TASK BRIEF:
All of the lines below are to be transcribed faithfully, with pictures excluded from the copy.

[start of DATA RECORDS]

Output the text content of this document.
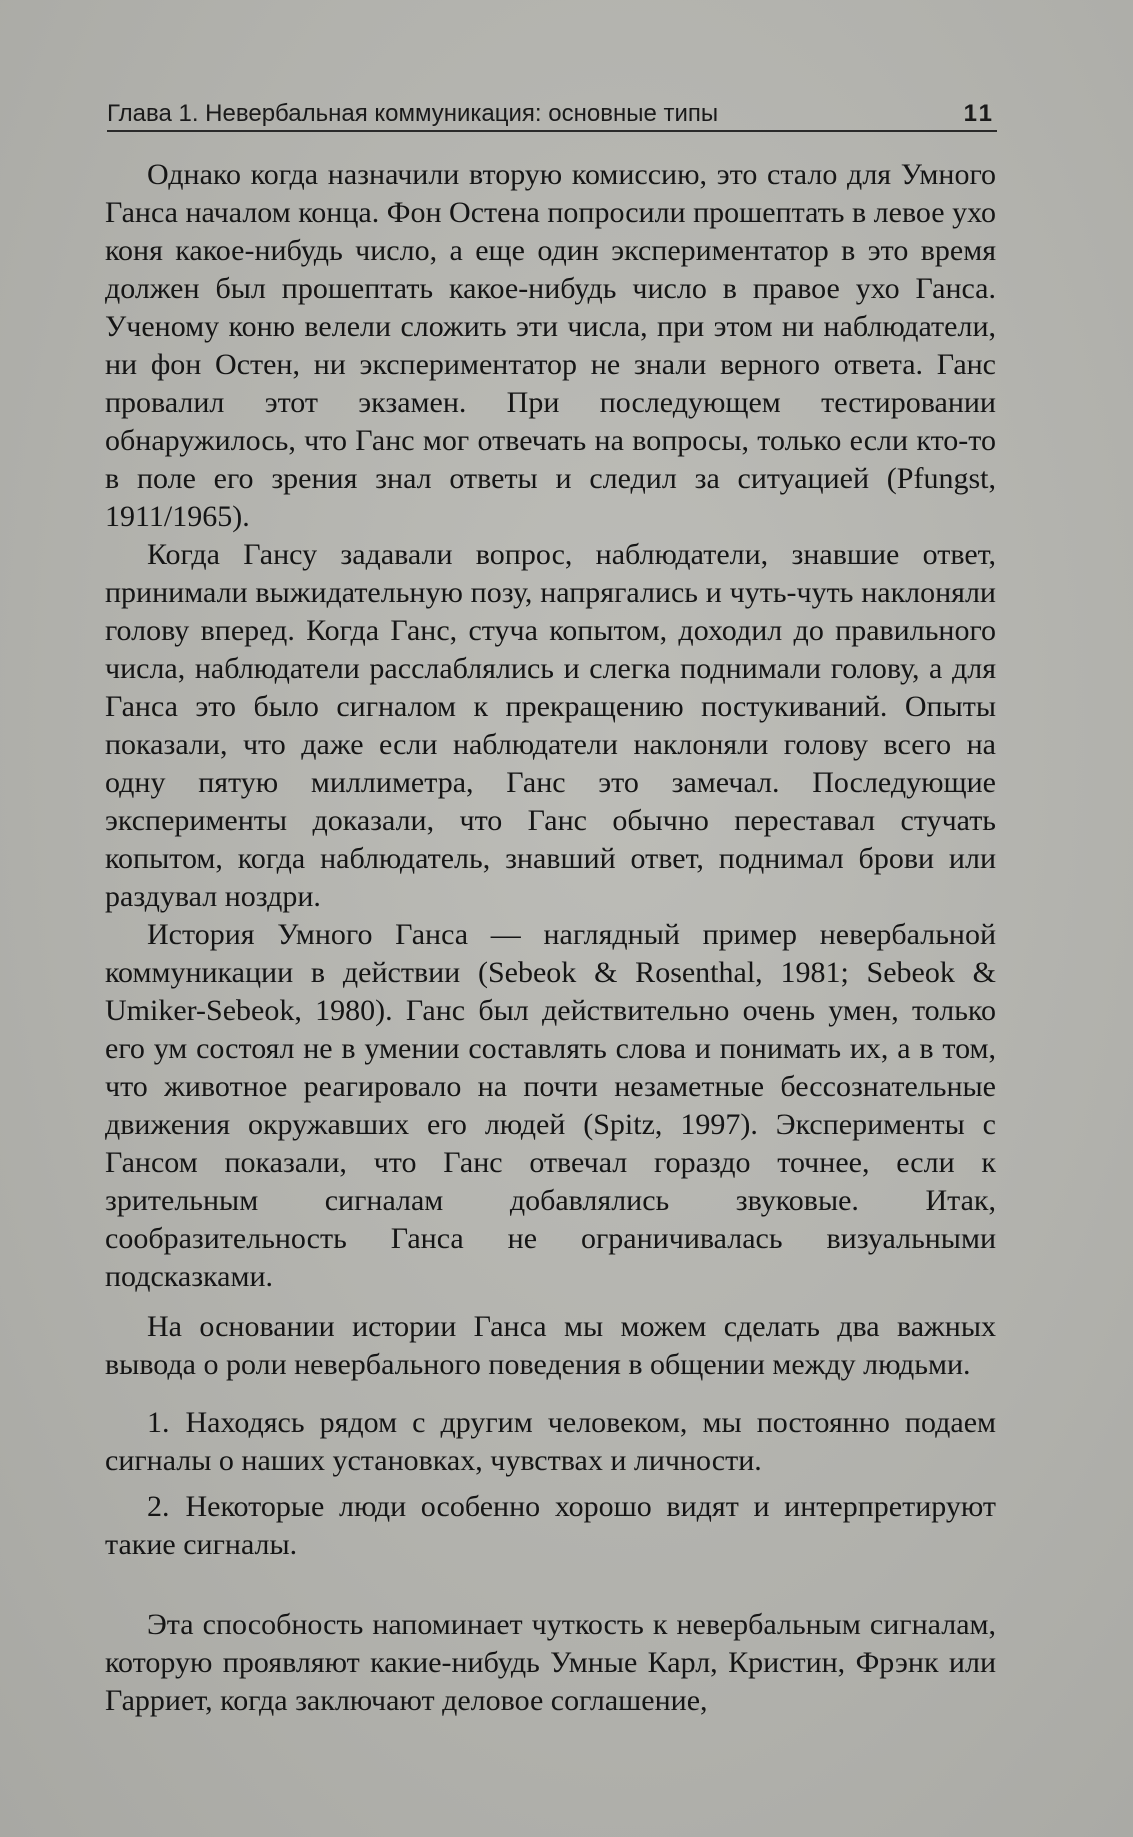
Глава 1. Невербальная коммуникация: основные типы	11

Однако когда назначили вторую комиссию, это стало для Умного Ганса началом конца. Фон Остена попросили прошептать в левое ухо коня какое-нибудь число, а еще один экспериментатор в это время должен был прошептать какое-нибудь число в правое ухо Ганса. Ученому коню велели сложить эти числа, при этом ни наблюдатели, ни фон Остен, ни экспериментатор не знали верного ответа. Ганс провалил этот экзамен. При последующем тестировании обнаружилось, что Ганс мог отвечать на вопросы, только если кто-то в поле его зрения знал ответы и следил за ситуацией (Pfungst, 1911/1965).

Когда Гансу задавали вопрос, наблюдатели, знавшие ответ, принимали выжидательную позу, напрягались и чуть-чуть наклоняли голову вперед. Когда Ганс, стуча копытом, доходил до правильного числа, наблюдатели расслаблялись и слегка поднимали голову, а для Ганса это было сигналом к прекращению постукиваний. Опыты показали, что даже если наблюдатели наклоняли голову всего на одну пятую миллиметра, Ганс это замечал. Последующие эксперименты доказали, что Ганс обычно переставал стучать копытом, когда наблюдатель, знавший ответ, поднимал брови или раздувал ноздри.

История Умного Ганса — наглядный пример невербальной коммуникации в действии (Sebeok & Rosenthal, 1981; Sebeok & Umiker-Sebeok, 1980). Ганс был действительно очень умен, только его ум состоял не в умении составлять слова и понимать их, а в том, что животное реагировало на почти незаметные бессознательные движения окружавших его людей (Spitz, 1997). Эксперименты с Гансом показали, что Ганс отвечал гораздо точнее, если к зрительным сигналам добавлялись звуковые. Итак, сообразительность Ганса не ограничивалась визуальными подсказками.

На основании истории Ганса мы можем сделать два важных вывода о роли невербального поведения в общении между людьми.

1. Находясь рядом с другим человеком, мы постоянно подаем сигналы о наших установках, чувствах и личности.
2. Некоторые люди особенно хорошо видят и интерпретируют такие сигналы.

Эта способность напоминает чуткость к невербальным сигналам, которую проявляют какие-нибудь Умные Карл, Кристин, Фрэнк или Гарриет, когда заключают деловое соглашение,
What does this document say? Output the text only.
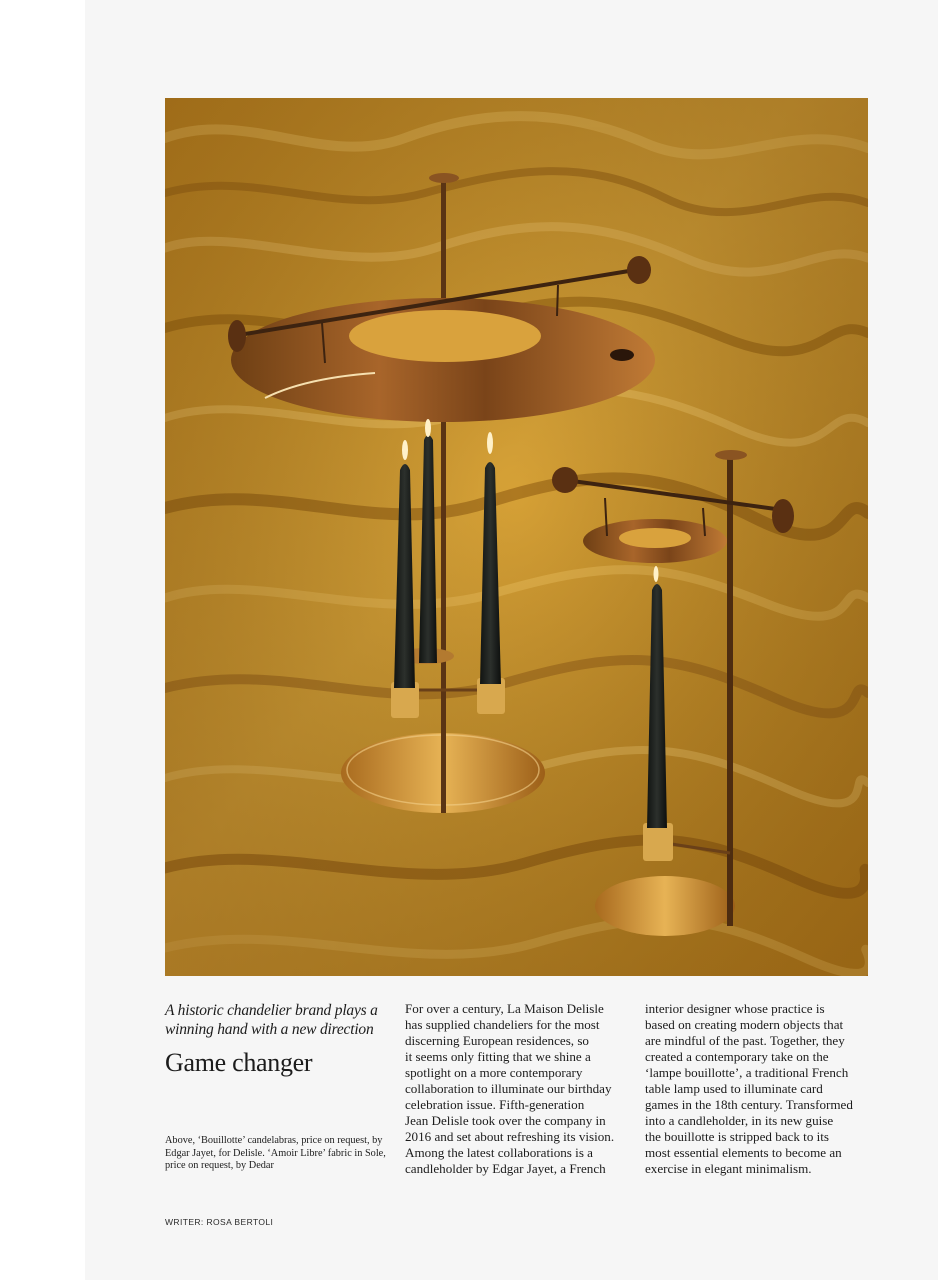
A historic chandelier brand plays a winning hand with a new direction

Game changer

Above, ‘Bouillotte’ candelabras, price on request, by Edgar Jayet, for Delisle. ‘Amoir Libre’ fabric in Sole, price on request, by Dedar

For over a century, La Maison Delisle
has supplied chandeliers for the most
discerning European residences, so
it seems only fitting that we shine a
spotlight on a more contemporary
collaboration to illuminate our birthday
celebration issue. Fifth-generation
Jean Delisle took over the company in
2016 and set about refreshing its vision.
Among the latest collaborations is a
candleholder by Edgar Jayet, a French

interior designer whose practice is
based on creating modern objects that
are mindful of the past. Together, they
created a contemporary take on the
‘lampe bouillotte’, a traditional French
table lamp used to illuminate card
games in the 18th century. Transformed
into a candleholder, in its new guise
the bouillotte is stripped back to its
most essential elements to become an
exercise in elegant minimalism.

WRITER: ROSA BERTOLI
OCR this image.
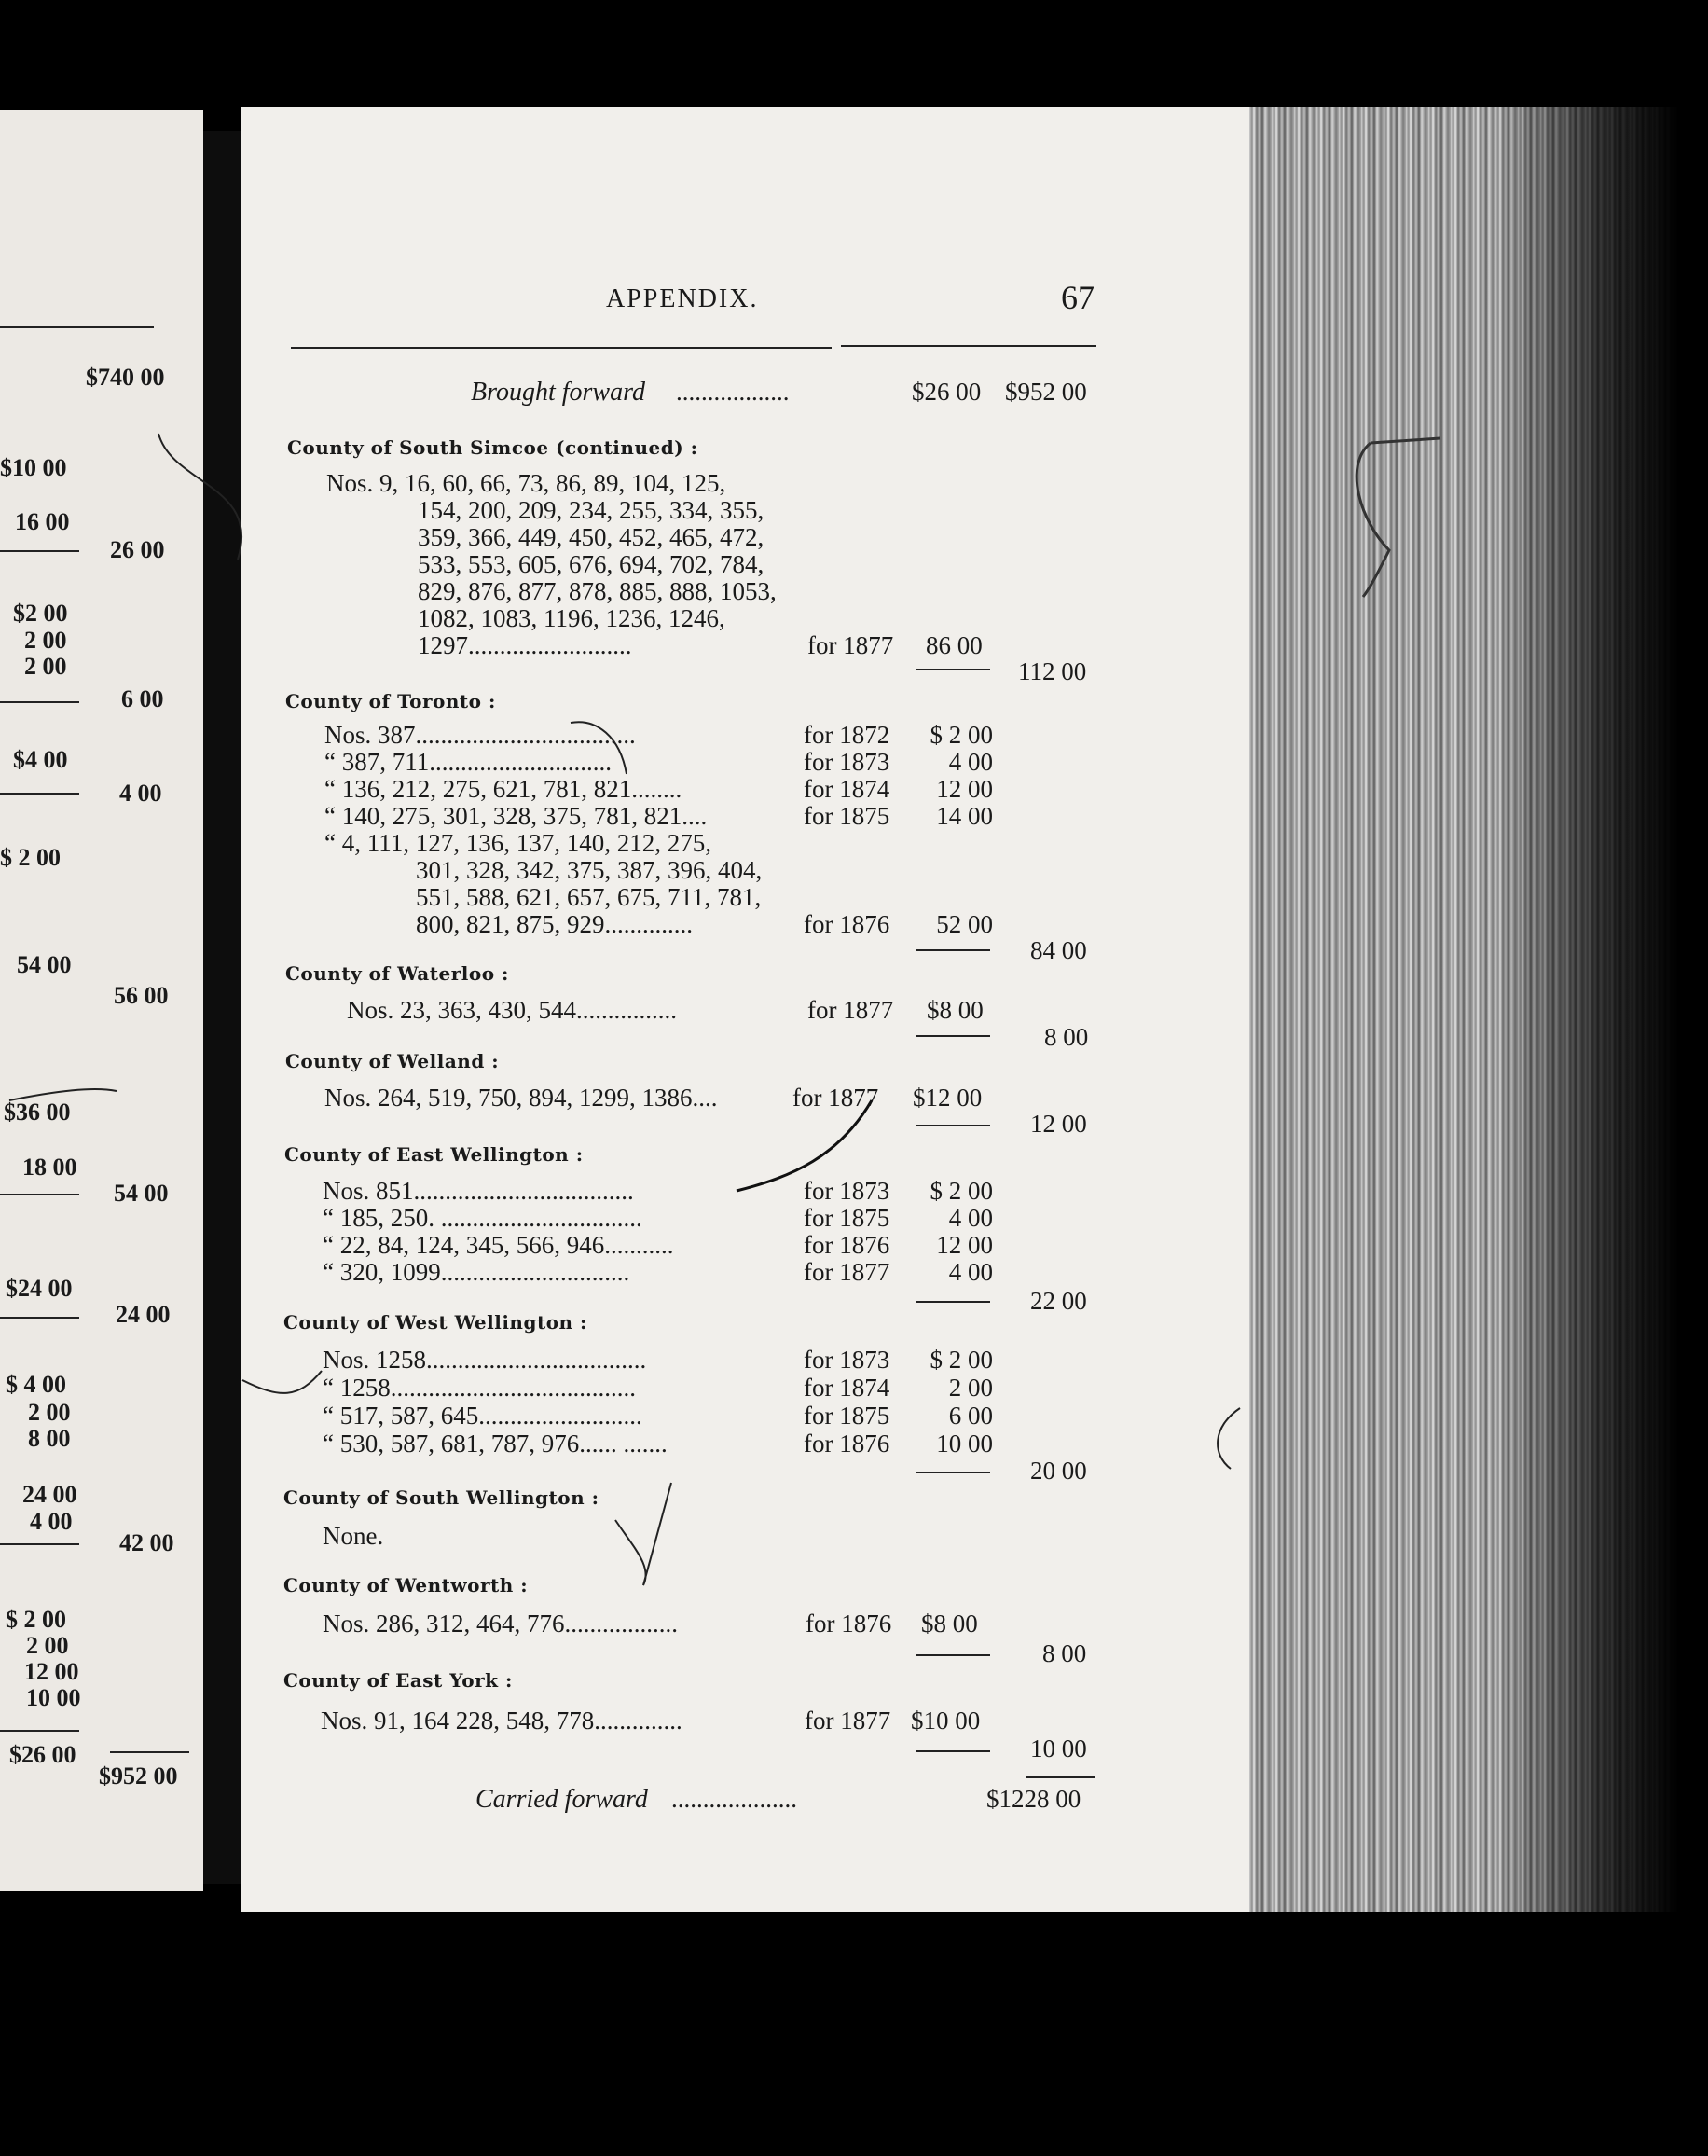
$740 00
$10 00
16 00
26 00
$2 00
2 00
2 00
6 00
$4 00
4 00
$ 2 00
54 00
56 00
$36 00
18 00
54 00
$24 00
24 00
$ 4 00
2 00
8 00
24 00
4 00
42 00
$ 2 00
2 00
12 00
10 00
$26 00
$952 00
APPENDIX.	67
Brought forward ..................	$26 00 $952 00
County of South Simcoe (continued) :
Nos. 9, 16, 60, 66, 73, 86, 89, 104, 125,
154, 200, 209, 234, 255, 334, 355,
359, 366, 449, 450, 452, 465, 472,
533, 553, 605, 676, 694, 702, 784,
829, 876, 877, 878, 885, 888, 1053,
1082, 1083, 1196, 1236, 1246,
1297..........................	for 1877 86 00
112 00
County of Toronto :
Nos. 387...................................	for 1872	$ 2 00
“ 387, 711.............................	for 1873	4 00
“ 136, 212, 275, 621, 781, 821........	for 1874	12 00
“ 140, 275, 301, 328, 375, 781, 821....	for 1875	14 00
“ 4, 111, 127, 136, 137, 140, 212, 275,
301, 328, 342, 375, 387, 396, 404,
551, 588, 621, 657, 675, 711, 781,
800, 821, 875, 929..............	for 1876	52 00
84 00
County of Waterloo :
Nos. 23, 363, 430, 544................	for 1877 $8 00
8 00
County of Welland :
Nos. 264, 519, 750, 894, 1299, 1386....	for 1877 $12 00
12 00
County of East Wellington :
Nos. 851...................................	for 1873	$ 2 00
“ 185, 250. ................................	for 1875	4 00
“ 22, 84, 124, 345, 566, 946...........	for 1876	12 00
“ 320, 1099..............................	for 1877	4 00
22 00
County of West Wellington :
Nos. 1258...................................	for 1873	$ 2 00
“ 1258.......................................	for 1874	2 00
“ 517, 587, 645..........................	for 1875	6 00
“ 530, 587, 681, 787, 976...... .......	for 1876	10 00
20 00
County of South Wellington :
None.
County of Wentworth :
Nos. 286, 312, 464, 776..................	for 1876 $8 00
8 00
County of East York :
Nos. 91, 164 228, 548, 778..............	for 1877 $10 00
10 00
Carried forward ....................	$1228 00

[end of DATA RECORDS]

TASK ANSWER:
Output the text content of this document.
Глава 1. Невербальная коммуникация: основные типы	11

Однако когда назначили вторую комиссию, это стало для Умного Ганса началом конца. Фон Остена попросили прошептать в левое ухо коня какое-нибудь число, а еще один экспериментатор в это время должен был прошептать какое-нибудь число в правое ухо Ганса. Ученому коню велели сложить эти числа, при этом ни наблюдатели, ни фон Остен, ни экспериментатор не знали верного ответа. Ганс провалил этот экзамен. При последующем тестировании обнаружилось, что Ганс мог отвечать на вопросы, только если кто-то в поле его зрения знал ответы и следил за ситуацией (Pfungst, 1911/1965).

Когда Гансу задавали вопрос, наблюдатели, знавшие ответ, принимали выжидательную позу, напрягались и чуть-чуть наклоняли голову вперед. Когда Ганс, стуча копытом, доходил до правильного числа, наблюдатели расслаблялись и слегка поднимали голову, а для Ганса это было сигналом к прекращению постукиваний. Опыты показали, что даже если наблюдатели наклоняли голову всего на одну пятую миллиметра, Ганс это замечал. Последующие эксперименты доказали, что Ганс обычно переставал стучать копытом, когда наблюдатель, знавший ответ, поднимал брови или раздувал ноздри.

История Умного Ганса — наглядный пример невербальной коммуникации в действии (Sebeok & Rosenthal, 1981; Sebeok & Umiker-Sebeok, 1980). Ганс был действительно очень умен, только его ум состоял не в умении составлять слова и понимать их, а в том, что животное реагировало на почти незаметные бессознательные движения окружавших его людей (Spitz, 1997). Эксперименты с Гансом показали, что Ганс отвечал гораздо точнее, если к зрительным сигналам добавлялись звуковые. Итак, сообразительность Ганса не ограничивалась визуальными подсказками.

На основании истории Ганса мы можем сделать два важных вывода о роли невербального поведения в общении между людьми.

1. Находясь рядом с другим человеком, мы постоянно подаем сигналы о наших установках, чувствах и личности.
2. Некоторые люди особенно хорошо видят и интерпретируют такие сигналы.

Эта способность напоминает чуткость к невербальным сигналам, которую проявляют какие-нибудь Умные Карл, Кристин, Фрэнк или Гарриет, когда заключают деловое соглашение,
What does this document say? Output the text only.
A historic chandelier brand plays a winning hand with a new direction

Game changer

Above, ‘Bouillotte’ candelabras, price on request, by Edgar Jayet, for Delisle. ‘Amoir Libre’ fabric in Sole, price on request, by Dedar

For over a century, La Maison Delisle
has supplied chandeliers for the most
discerning European residences, so
it seems only fitting that we shine a
spotlight on a more contemporary
collaboration to illuminate our birthday
celebration issue. Fifth-generation
Jean Delisle took over the company in
2016 and set about refreshing its vision.
Among the latest collaborations is a
candleholder by Edgar Jayet, a French

interior designer whose practice is
based on creating modern objects that
are mindful of the past. Together, they
created a contemporary take on the
‘lampe bouillotte’, a traditional French
table lamp used to illuminate card
games in the 18th century. Transformed
into a candleholder, in its new guise
the bouillotte is stripped back to its
most essential elements to become an
exercise in elegant minimalism.

WRITER: ROSA BERTOLI
OCR this image.
$740 00
$10 00
16 00
26 00
$2 00
2 00
2 00
6 00
$4 00
4 00
$ 2 00
54 00
56 00
$36 00
18 00
54 00
$24 00
24 00
$ 4 00
2 00
8 00
24 00
4 00
42 00
$ 2 00
2 00
12 00
10 00
$26 00
$952 00
APPENDIX.	67
Brought forward ..................	$26 00 $952 00
County of South Simcoe (continued) :
Nos. 9, 16, 60, 66, 73, 86, 89, 104, 125,
154, 200, 209, 234, 255, 334, 355,
359, 366, 449, 450, 452, 465, 472,
533, 553, 605, 676, 694, 702, 784,
829, 876, 877, 878, 885, 888, 1053,
1082, 1083, 1196, 1236, 1246,
1297..........................	for 1877 86 00
112 00
County of Toronto :
Nos. 387...................................	for 1872	$ 2 00
“ 387, 711.............................	for 1873	4 00
“ 136, 212, 275, 621, 781, 821........	for 1874	12 00
“ 140, 275, 301, 328, 375, 781, 821....	for 1875	14 00
“ 4, 111, 127, 136, 137, 140, 212, 275,
301, 328, 342, 375, 387, 396, 404,
551, 588, 621, 657, 675, 711, 781,
800, 821, 875, 929..............	for 1876	52 00
84 00
County of Waterloo :
Nos. 23, 363, 430, 544................	for 1877 $8 00
8 00
County of Welland :
Nos. 264, 519, 750, 894, 1299, 1386....	for 1877 $12 00
12 00
County of East Wellington :
Nos. 851...................................	for 1873	$ 2 00
“ 185, 250. ................................	for 1875	4 00
“ 22, 84, 124, 345, 566, 946...........	for 1876	12 00
“ 320, 1099..............................	for 1877	4 00
22 00
County of West Wellington :
Nos. 1258...................................	for 1873	$ 2 00
“ 1258.......................................	for 1874	2 00
“ 517, 587, 645..........................	for 1875	6 00
“ 530, 587, 681, 787, 976...... .......	for 1876	10 00
20 00
County of South Wellington :
None.
County of Wentworth :
Nos. 286, 312, 464, 776..................	for 1876 $8 00
8 00
County of East York :
Nos. 91, 164 228, 548, 778..............	for 1877 $10 00
10 00
Carried forward ....................	$1228 00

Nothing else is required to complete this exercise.